### ENTRIES
'''

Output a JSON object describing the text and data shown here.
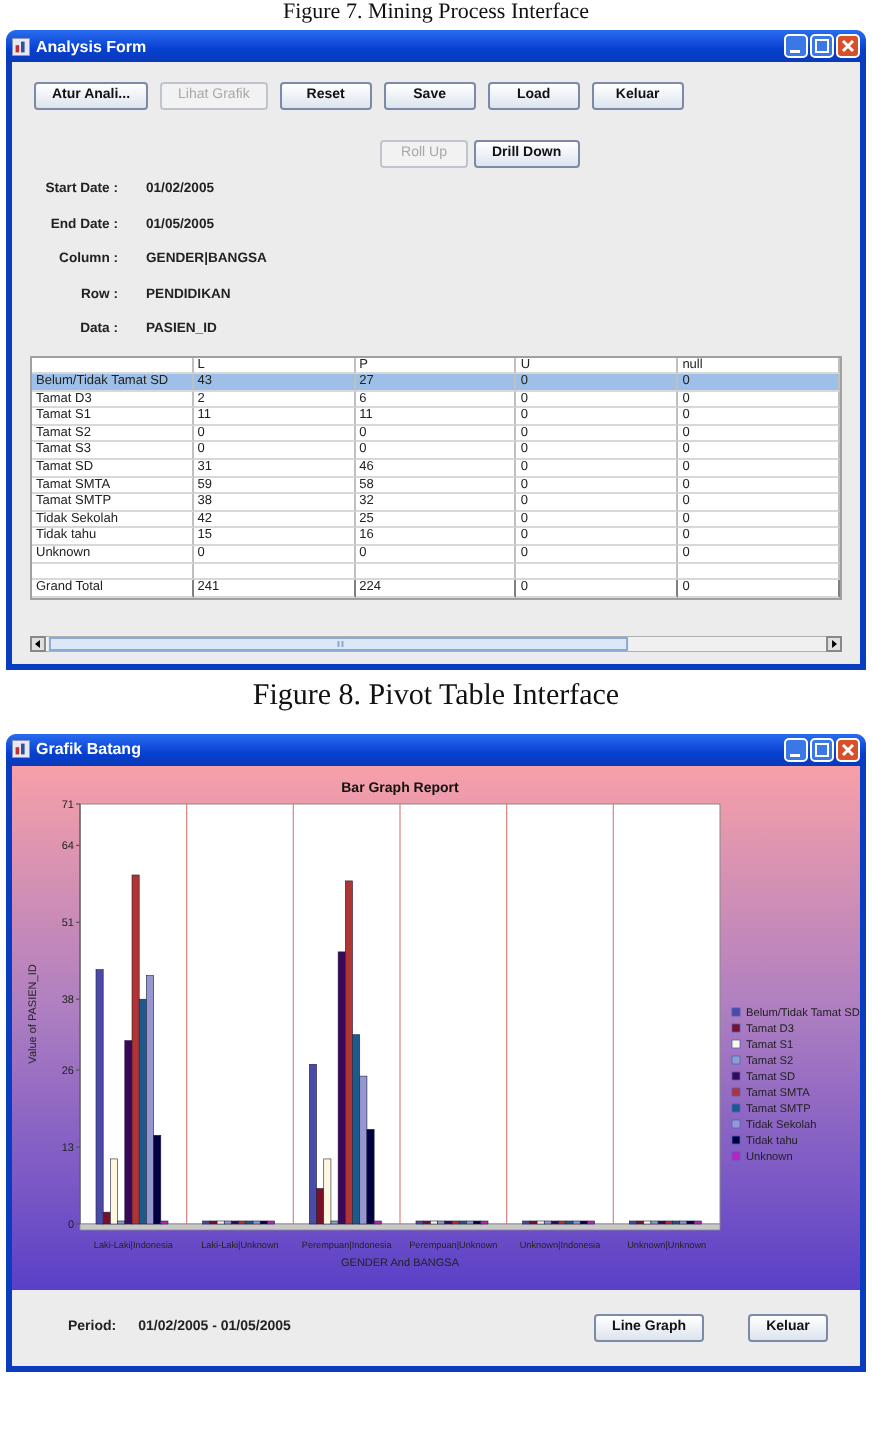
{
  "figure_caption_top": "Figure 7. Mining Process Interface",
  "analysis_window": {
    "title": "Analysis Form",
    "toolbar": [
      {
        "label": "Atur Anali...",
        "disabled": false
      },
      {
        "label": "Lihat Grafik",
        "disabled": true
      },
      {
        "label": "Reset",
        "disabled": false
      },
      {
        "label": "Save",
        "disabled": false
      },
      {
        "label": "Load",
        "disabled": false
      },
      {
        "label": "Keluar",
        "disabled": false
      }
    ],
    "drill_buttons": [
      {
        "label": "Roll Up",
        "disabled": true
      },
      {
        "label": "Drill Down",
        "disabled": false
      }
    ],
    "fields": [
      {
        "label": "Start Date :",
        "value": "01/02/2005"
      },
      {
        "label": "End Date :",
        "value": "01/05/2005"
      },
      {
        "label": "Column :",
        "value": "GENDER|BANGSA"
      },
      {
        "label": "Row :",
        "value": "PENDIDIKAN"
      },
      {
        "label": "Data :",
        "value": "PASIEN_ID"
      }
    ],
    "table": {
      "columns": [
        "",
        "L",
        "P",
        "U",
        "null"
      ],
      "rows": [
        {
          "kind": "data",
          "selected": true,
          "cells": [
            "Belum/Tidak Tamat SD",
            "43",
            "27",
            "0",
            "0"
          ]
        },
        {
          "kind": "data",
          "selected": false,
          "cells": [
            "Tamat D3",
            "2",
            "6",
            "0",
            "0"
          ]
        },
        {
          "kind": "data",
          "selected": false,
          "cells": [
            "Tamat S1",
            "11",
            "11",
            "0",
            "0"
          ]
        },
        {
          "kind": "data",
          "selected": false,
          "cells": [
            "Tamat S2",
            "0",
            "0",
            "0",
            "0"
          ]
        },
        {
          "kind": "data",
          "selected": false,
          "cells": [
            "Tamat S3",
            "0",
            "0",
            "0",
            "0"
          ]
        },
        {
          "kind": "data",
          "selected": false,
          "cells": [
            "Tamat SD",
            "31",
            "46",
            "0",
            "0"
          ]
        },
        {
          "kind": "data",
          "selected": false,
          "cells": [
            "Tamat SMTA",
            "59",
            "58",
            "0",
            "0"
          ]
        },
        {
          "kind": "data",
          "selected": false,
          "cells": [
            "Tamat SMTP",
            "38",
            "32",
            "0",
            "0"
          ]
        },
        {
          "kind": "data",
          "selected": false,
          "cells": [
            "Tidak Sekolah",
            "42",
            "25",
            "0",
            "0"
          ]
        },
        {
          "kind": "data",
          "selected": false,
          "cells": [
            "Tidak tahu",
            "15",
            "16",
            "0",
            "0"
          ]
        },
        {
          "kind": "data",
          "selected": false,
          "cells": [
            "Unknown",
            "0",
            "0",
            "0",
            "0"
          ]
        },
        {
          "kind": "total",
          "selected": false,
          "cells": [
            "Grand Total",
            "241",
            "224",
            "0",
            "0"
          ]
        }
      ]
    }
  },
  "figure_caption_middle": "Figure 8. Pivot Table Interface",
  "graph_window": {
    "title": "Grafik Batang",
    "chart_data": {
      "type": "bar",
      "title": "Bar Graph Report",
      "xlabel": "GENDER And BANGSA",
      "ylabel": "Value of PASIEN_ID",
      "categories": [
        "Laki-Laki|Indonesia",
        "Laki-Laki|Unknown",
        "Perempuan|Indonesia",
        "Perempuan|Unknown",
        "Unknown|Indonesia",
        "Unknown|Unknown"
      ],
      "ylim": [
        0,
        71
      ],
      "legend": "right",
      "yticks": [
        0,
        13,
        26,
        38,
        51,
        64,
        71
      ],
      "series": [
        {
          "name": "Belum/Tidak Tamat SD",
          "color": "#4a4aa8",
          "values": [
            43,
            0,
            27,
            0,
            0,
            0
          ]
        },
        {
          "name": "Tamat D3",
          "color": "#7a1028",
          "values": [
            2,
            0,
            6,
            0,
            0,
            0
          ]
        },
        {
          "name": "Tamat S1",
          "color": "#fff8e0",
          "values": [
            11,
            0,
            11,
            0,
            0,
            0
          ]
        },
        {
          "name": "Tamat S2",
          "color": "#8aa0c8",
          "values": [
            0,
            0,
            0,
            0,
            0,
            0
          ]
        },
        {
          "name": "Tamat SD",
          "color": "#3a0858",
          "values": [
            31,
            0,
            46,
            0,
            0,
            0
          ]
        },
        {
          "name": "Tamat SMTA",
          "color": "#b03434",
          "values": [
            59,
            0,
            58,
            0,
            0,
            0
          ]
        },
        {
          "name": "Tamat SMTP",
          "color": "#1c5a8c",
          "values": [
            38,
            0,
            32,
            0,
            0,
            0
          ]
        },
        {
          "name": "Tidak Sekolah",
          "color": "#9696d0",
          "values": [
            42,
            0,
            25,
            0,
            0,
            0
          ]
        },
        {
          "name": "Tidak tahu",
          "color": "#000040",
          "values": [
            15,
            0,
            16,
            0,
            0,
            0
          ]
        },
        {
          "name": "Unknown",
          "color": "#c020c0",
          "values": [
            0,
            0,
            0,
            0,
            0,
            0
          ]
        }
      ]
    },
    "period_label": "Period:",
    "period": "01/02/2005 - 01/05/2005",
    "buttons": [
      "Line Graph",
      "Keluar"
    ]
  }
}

'''

### WHAT NEEDS TO BE DONE
Reproduce every record word for word. The copy must contain no pictures.

### CORRECT RESULT
Output a JSON object describing the text and data shown here.
{
  "figure_caption_top": "Figure 7. Mining Process Interface",
  "analysis_window": {
    "title": "Analysis Form",
    "toolbar": [
      {
        "label": "Atur Anali...",
        "disabled": false
      },
      {
        "label": "Lihat Grafik",
        "disabled": true
      },
      {
        "label": "Reset",
        "disabled": false
      },
      {
        "label": "Save",
        "disabled": false
      },
      {
        "label": "Load",
        "disabled": false
      },
      {
        "label": "Keluar",
        "disabled": false
      }
    ],
    "drill_buttons": [
      {
        "label": "Roll Up",
        "disabled": true
      },
      {
        "label": "Drill Down",
        "disabled": false
      }
    ],
    "fields": [
      {
        "label": "Start Date :",
        "value": "01/02/2005"
      },
      {
        "label": "End Date :",
        "value": "01/05/2005"
      },
      {
        "label": "Column :",
        "value": "GENDER|BANGSA"
      },
      {
        "label": "Row :",
        "value": "PENDIDIKAN"
      },
      {
        "label": "Data :",
        "value": "PASIEN_ID"
      }
    ],
    "table": {
      "columns": [
        "",
        "L",
        "P",
        "U",
        "null"
      ],
      "rows": [
        {
          "kind": "data",
          "selected": true,
          "cells": [
            "Belum/Tidak Tamat SD",
            "43",
            "27",
            "0",
            "0"
          ]
        },
        {
          "kind": "data",
          "selected": false,
          "cells": [
            "Tamat D3",
            "2",
            "6",
            "0",
            "0"
          ]
        },
        {
          "kind": "data",
          "selected": false,
          "cells": [
            "Tamat S1",
            "11",
            "11",
            "0",
            "0"
          ]
        },
        {
          "kind": "data",
          "selected": false,
          "cells": [
            "Tamat S2",
            "0",
            "0",
            "0",
            "0"
          ]
        },
        {
          "kind": "data",
          "selected": false,
          "cells": [
            "Tamat S3",
            "0",
            "0",
            "0",
            "0"
          ]
        },
        {
          "kind": "data",
          "selected": false,
          "cells": [
            "Tamat SD",
            "31",
            "46",
            "0",
            "0"
          ]
        },
        {
          "kind": "data",
          "selected": false,
          "cells": [
            "Tamat SMTA",
            "59",
            "58",
            "0",
            "0"
          ]
        },
        {
          "kind": "data",
          "selected": false,
          "cells": [
            "Tamat SMTP",
            "38",
            "32",
            "0",
            "0"
          ]
        },
        {
          "kind": "data",
          "selected": false,
          "cells": [
            "Tidak Sekolah",
            "42",
            "25",
            "0",
            "0"
          ]
        },
        {
          "kind": "data",
          "selected": false,
          "cells": [
            "Tidak tahu",
            "15",
            "16",
            "0",
            "0"
          ]
        },
        {
          "kind": "data",
          "selected": false,
          "cells": [
            "Unknown",
            "0",
            "0",
            "0",
            "0"
          ]
        },
        {
          "kind": "total",
          "selected": false,
          "cells": [
            "Grand Total",
            "241",
            "224",
            "0",
            "0"
          ]
        }
      ]
    }
  },
  "figure_caption_middle": "Figure 8. Pivot Table Interface",
  "graph_window": {
    "title": "Grafik Batang",
    "chart_data": {
      "type": "bar",
      "title": "Bar Graph Report",
      "xlabel": "GENDER And BANGSA",
      "ylabel": "Value of PASIEN_ID",
      "categories": [
        "Laki-Laki|Indonesia",
        "Laki-Laki|Unknown",
        "Perempuan|Indonesia",
        "Perempuan|Unknown",
        "Unknown|Indonesia",
        "Unknown|Unknown"
      ],
      "ylim": [
        0,
        71
      ],
      "legend": "right",
      "yticks": [
        0,
        13,
        26,
        38,
        51,
        64,
        71
      ],
      "series": [
        {
          "name": "Belum/Tidak Tamat SD",
          "color": "#4a4aa8",
          "values": [
            43,
            0,
            27,
            0,
            0,
            0
          ]
        },
        {
          "name": "Tamat D3",
          "color": "#7a1028",
          "values": [
            2,
            0,
            6,
            0,
            0,
            0
          ]
        },
        {
          "name": "Tamat S1",
          "color": "#fff8e0",
          "values": [
            11,
            0,
            11,
            0,
            0,
            0
          ]
        },
        {
          "name": "Tamat S2",
          "color": "#8aa0c8",
          "values": [
            0,
            0,
            0,
            0,
            0,
            0
          ]
        },
        {
          "name": "Tamat SD",
          "color": "#3a0858",
          "values": [
            31,
            0,
            46,
            0,
            0,
            0
          ]
        },
        {
          "name": "Tamat SMTA",
          "color": "#b03434",
          "values": [
            59,
            0,
            58,
            0,
            0,
            0
          ]
        },
        {
          "name": "Tamat SMTP",
          "color": "#1c5a8c",
          "values": [
            38,
            0,
            32,
            0,
            0,
            0
          ]
        },
        {
          "name": "Tidak Sekolah",
          "color": "#9696d0",
          "values": [
            42,
            0,
            25,
            0,
            0,
            0
          ]
        },
        {
          "name": "Tidak tahu",
          "color": "#000040",
          "values": [
            15,
            0,
            16,
            0,
            0,
            0
          ]
        },
        {
          "name": "Unknown",
          "color": "#c020c0",
          "values": [
            0,
            0,
            0,
            0,
            0,
            0
          ]
        }
      ]
    },
    "period_label": "Period:",
    "period": "01/02/2005 - 01/05/2005",
    "buttons": [
      "Line Graph",
      "Keluar"
    ]
  }
}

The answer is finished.